─── Raw records ───

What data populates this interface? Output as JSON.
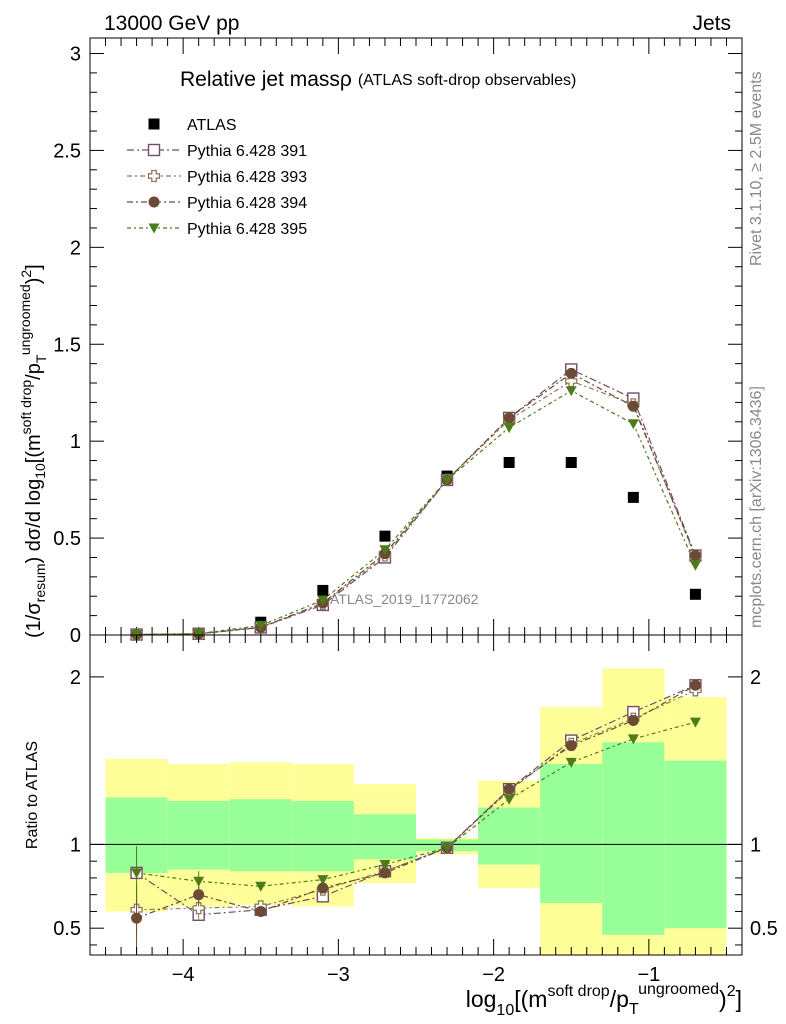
{
  "header": {
    "beam": "13000 GeV pp",
    "process": "Jets",
    "title": "Relative jet massρ",
    "subtitle": "(ATLAS soft-drop observables)",
    "rivet_label": "Rivet 3.1.10, ≥ 2.5M events",
    "mcplots_label": "mcplots.cern.ch [arXiv:1306.3436]",
    "analysis_id": "ATLAS_2019_I1772062"
  },
  "colors": {
    "data": "#000000",
    "p391": "#734e69",
    "p393": "#8c7d5a",
    "p394": "#6b4b34",
    "p395": "#4d7a1a",
    "band_inner": "#99ff99",
    "band_outer": "#ffff99"
  },
  "chart_data": [
    {
      "type": "scatter",
      "panel": "main",
      "ylabel": "(1/σresum) dσ/d log10[(msoft drop/pTungroomed)2]",
      "xlim": [
        -4.6,
        -0.4
      ],
      "ylim": [
        0,
        3.08
      ],
      "yticks": [
        "0",
        "0.5",
        "1",
        "1.5",
        "2",
        "2.5",
        "3"
      ],
      "bins": [
        -4.5,
        -4.1,
        -3.7,
        -3.3,
        -2.9,
        -2.5,
        -2.1,
        -1.7,
        -1.3,
        -0.9,
        -0.5
      ],
      "x": [
        -4.3,
        -3.9,
        -3.5,
        -3.1,
        -2.7,
        -2.3,
        -1.9,
        -1.5,
        -1.1,
        -0.7
      ],
      "series": [
        {
          "name": "ATLAS",
          "key": "data",
          "marker": "square-filled",
          "values": [
            0.003,
            0.009,
            0.066,
            0.23,
            0.51,
            0.82,
            0.89,
            0.89,
            0.71,
            0.21
          ]
        },
        {
          "name": "Pythia 6.428 391",
          "key": "p391",
          "marker": "square-open",
          "values": [
            0.0025,
            0.006,
            0.039,
            0.155,
            0.4,
            0.8,
            1.12,
            1.37,
            1.22,
            0.41
          ]
        },
        {
          "name": "Pythia 6.428 393",
          "key": "p393",
          "marker": "cross-open",
          "values": [
            0.0025,
            0.006,
            0.041,
            0.16,
            0.41,
            0.8,
            1.11,
            1.31,
            1.19,
            0.4
          ]
        },
        {
          "name": "Pythia 6.428 394",
          "key": "p394",
          "marker": "circle-filled",
          "values": [
            0.0025,
            0.006,
            0.039,
            0.165,
            0.42,
            0.8,
            1.12,
            1.35,
            1.18,
            0.41
          ]
        },
        {
          "name": "Pythia 6.428 395",
          "key": "p395",
          "marker": "triangle-down-filled",
          "values": [
            0.0025,
            0.007,
            0.049,
            0.18,
            0.44,
            0.8,
            1.07,
            1.26,
            1.09,
            0.36
          ]
        }
      ]
    },
    {
      "type": "scatter",
      "panel": "ratio",
      "ylabel": "Ratio to ATLAS",
      "xlabel": "log10[(msoft drop/pTungroomed)2]",
      "xlim": [
        -4.6,
        -0.4
      ],
      "ylim": [
        0.34,
        2.25
      ],
      "yticks": [
        "0.5",
        "1",
        "2"
      ],
      "xticks": [
        "−4",
        "−3",
        "−2",
        "−1"
      ],
      "reference_line": 1,
      "band_inner": {
        "low": [
          0.83,
          0.85,
          0.84,
          0.84,
          0.91,
          0.96,
          0.88,
          0.65,
          0.46,
          0.5
        ],
        "high": [
          1.28,
          1.26,
          1.27,
          1.26,
          1.18,
          1.03,
          1.22,
          1.48,
          1.61,
          1.5
        ]
      },
      "band_outer": {
        "low": [
          0.6,
          0.63,
          0.64,
          0.63,
          0.77,
          0.94,
          0.74,
          0.3,
          0.3,
          0.3
        ],
        "high": [
          1.51,
          1.48,
          1.49,
          1.48,
          1.36,
          1.04,
          1.38,
          1.82,
          2.05,
          1.88
        ]
      },
      "x": [
        -4.3,
        -3.9,
        -3.5,
        -3.1,
        -2.7,
        -2.3,
        -1.9,
        -1.5,
        -1.1,
        -0.7
      ],
      "series": [
        {
          "name": "Pythia 6.428 391",
          "key": "p391",
          "marker": "square-open",
          "values": [
            0.83,
            0.58,
            0.61,
            0.69,
            0.84,
            0.98,
            1.33,
            1.62,
            1.79,
            1.95
          ],
          "errors": [
            0.0,
            0.0,
            0.0,
            0.0,
            0.0,
            0.0,
            0.0,
            0.0,
            0.0,
            0.0
          ]
        },
        {
          "name": "Pythia 6.428 393",
          "key": "p393",
          "marker": "cross-open",
          "values": [
            0.61,
            0.62,
            0.63,
            0.73,
            0.84,
            0.98,
            1.32,
            1.6,
            1.75,
            1.92
          ],
          "errors": [
            0.14,
            0.07,
            0.0,
            0.0,
            0.0,
            0.0,
            0.0,
            0.0,
            0.0,
            0.0
          ]
        },
        {
          "name": "Pythia 6.428 394",
          "key": "p394",
          "marker": "circle-filled",
          "values": [
            0.56,
            0.7,
            0.6,
            0.74,
            0.83,
            0.98,
            1.33,
            1.59,
            1.74,
            1.95
          ],
          "errors": [
            0.2,
            0.07,
            0.03,
            0.0,
            0.0,
            0.0,
            0.0,
            0.0,
            0.0,
            0.0
          ]
        },
        {
          "name": "Pythia 6.428 395",
          "key": "p395",
          "marker": "triangle-down-filled",
          "values": [
            0.83,
            0.78,
            0.75,
            0.79,
            0.88,
            0.98,
            1.27,
            1.49,
            1.63,
            1.73
          ],
          "errors": [
            0.16,
            0.06,
            0.0,
            0.0,
            0.0,
            0.0,
            0.0,
            0.0,
            0.0,
            0.0
          ]
        }
      ]
    }
  ]
}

───

Objective: The records above must be echoed exactly, minus their pictures.

Result of the task:
What data populates this interface? Output as JSON.
{
  "header": {
    "beam": "13000 GeV pp",
    "process": "Jets",
    "title": "Relative jet massρ",
    "subtitle": "(ATLAS soft-drop observables)",
    "rivet_label": "Rivet 3.1.10, ≥ 2.5M events",
    "mcplots_label": "mcplots.cern.ch [arXiv:1306.3436]",
    "analysis_id": "ATLAS_2019_I1772062"
  },
  "colors": {
    "data": "#000000",
    "p391": "#734e69",
    "p393": "#8c7d5a",
    "p394": "#6b4b34",
    "p395": "#4d7a1a",
    "band_inner": "#99ff99",
    "band_outer": "#ffff99"
  },
  "chart_data": [
    {
      "type": "scatter",
      "panel": "main",
      "ylabel": "(1/σresum) dσ/d log10[(msoft drop/pTungroomed)2]",
      "xlim": [
        -4.6,
        -0.4
      ],
      "ylim": [
        0,
        3.08
      ],
      "yticks": [
        "0",
        "0.5",
        "1",
        "1.5",
        "2",
        "2.5",
        "3"
      ],
      "bins": [
        -4.5,
        -4.1,
        -3.7,
        -3.3,
        -2.9,
        -2.5,
        -2.1,
        -1.7,
        -1.3,
        -0.9,
        -0.5
      ],
      "x": [
        -4.3,
        -3.9,
        -3.5,
        -3.1,
        -2.7,
        -2.3,
        -1.9,
        -1.5,
        -1.1,
        -0.7
      ],
      "series": [
        {
          "name": "ATLAS",
          "key": "data",
          "marker": "square-filled",
          "values": [
            0.003,
            0.009,
            0.066,
            0.23,
            0.51,
            0.82,
            0.89,
            0.89,
            0.71,
            0.21
          ]
        },
        {
          "name": "Pythia 6.428 391",
          "key": "p391",
          "marker": "square-open",
          "values": [
            0.0025,
            0.006,
            0.039,
            0.155,
            0.4,
            0.8,
            1.12,
            1.37,
            1.22,
            0.41
          ]
        },
        {
          "name": "Pythia 6.428 393",
          "key": "p393",
          "marker": "cross-open",
          "values": [
            0.0025,
            0.006,
            0.041,
            0.16,
            0.41,
            0.8,
            1.11,
            1.31,
            1.19,
            0.4
          ]
        },
        {
          "name": "Pythia 6.428 394",
          "key": "p394",
          "marker": "circle-filled",
          "values": [
            0.0025,
            0.006,
            0.039,
            0.165,
            0.42,
            0.8,
            1.12,
            1.35,
            1.18,
            0.41
          ]
        },
        {
          "name": "Pythia 6.428 395",
          "key": "p395",
          "marker": "triangle-down-filled",
          "values": [
            0.0025,
            0.007,
            0.049,
            0.18,
            0.44,
            0.8,
            1.07,
            1.26,
            1.09,
            0.36
          ]
        }
      ]
    },
    {
      "type": "scatter",
      "panel": "ratio",
      "ylabel": "Ratio to ATLAS",
      "xlabel": "log10[(msoft drop/pTungroomed)2]",
      "xlim": [
        -4.6,
        -0.4
      ],
      "ylim": [
        0.34,
        2.25
      ],
      "yticks": [
        "0.5",
        "1",
        "2"
      ],
      "xticks": [
        "−4",
        "−3",
        "−2",
        "−1"
      ],
      "reference_line": 1,
      "band_inner": {
        "low": [
          0.83,
          0.85,
          0.84,
          0.84,
          0.91,
          0.96,
          0.88,
          0.65,
          0.46,
          0.5
        ],
        "high": [
          1.28,
          1.26,
          1.27,
          1.26,
          1.18,
          1.03,
          1.22,
          1.48,
          1.61,
          1.5
        ]
      },
      "band_outer": {
        "low": [
          0.6,
          0.63,
          0.64,
          0.63,
          0.77,
          0.94,
          0.74,
          0.3,
          0.3,
          0.3
        ],
        "high": [
          1.51,
          1.48,
          1.49,
          1.48,
          1.36,
          1.04,
          1.38,
          1.82,
          2.05,
          1.88
        ]
      },
      "x": [
        -4.3,
        -3.9,
        -3.5,
        -3.1,
        -2.7,
        -2.3,
        -1.9,
        -1.5,
        -1.1,
        -0.7
      ],
      "series": [
        {
          "name": "Pythia 6.428 391",
          "key": "p391",
          "marker": "square-open",
          "values": [
            0.83,
            0.58,
            0.61,
            0.69,
            0.84,
            0.98,
            1.33,
            1.62,
            1.79,
            1.95
          ],
          "errors": [
            0.0,
            0.0,
            0.0,
            0.0,
            0.0,
            0.0,
            0.0,
            0.0,
            0.0,
            0.0
          ]
        },
        {
          "name": "Pythia 6.428 393",
          "key": "p393",
          "marker": "cross-open",
          "values": [
            0.61,
            0.62,
            0.63,
            0.73,
            0.84,
            0.98,
            1.32,
            1.6,
            1.75,
            1.92
          ],
          "errors": [
            0.14,
            0.07,
            0.0,
            0.0,
            0.0,
            0.0,
            0.0,
            0.0,
            0.0,
            0.0
          ]
        },
        {
          "name": "Pythia 6.428 394",
          "key": "p394",
          "marker": "circle-filled",
          "values": [
            0.56,
            0.7,
            0.6,
            0.74,
            0.83,
            0.98,
            1.33,
            1.59,
            1.74,
            1.95
          ],
          "errors": [
            0.2,
            0.07,
            0.03,
            0.0,
            0.0,
            0.0,
            0.0,
            0.0,
            0.0,
            0.0
          ]
        },
        {
          "name": "Pythia 6.428 395",
          "key": "p395",
          "marker": "triangle-down-filled",
          "values": [
            0.83,
            0.78,
            0.75,
            0.79,
            0.88,
            0.98,
            1.27,
            1.49,
            1.63,
            1.73
          ],
          "errors": [
            0.16,
            0.06,
            0.0,
            0.0,
            0.0,
            0.0,
            0.0,
            0.0,
            0.0,
            0.0
          ]
        }
      ]
    }
  ]
}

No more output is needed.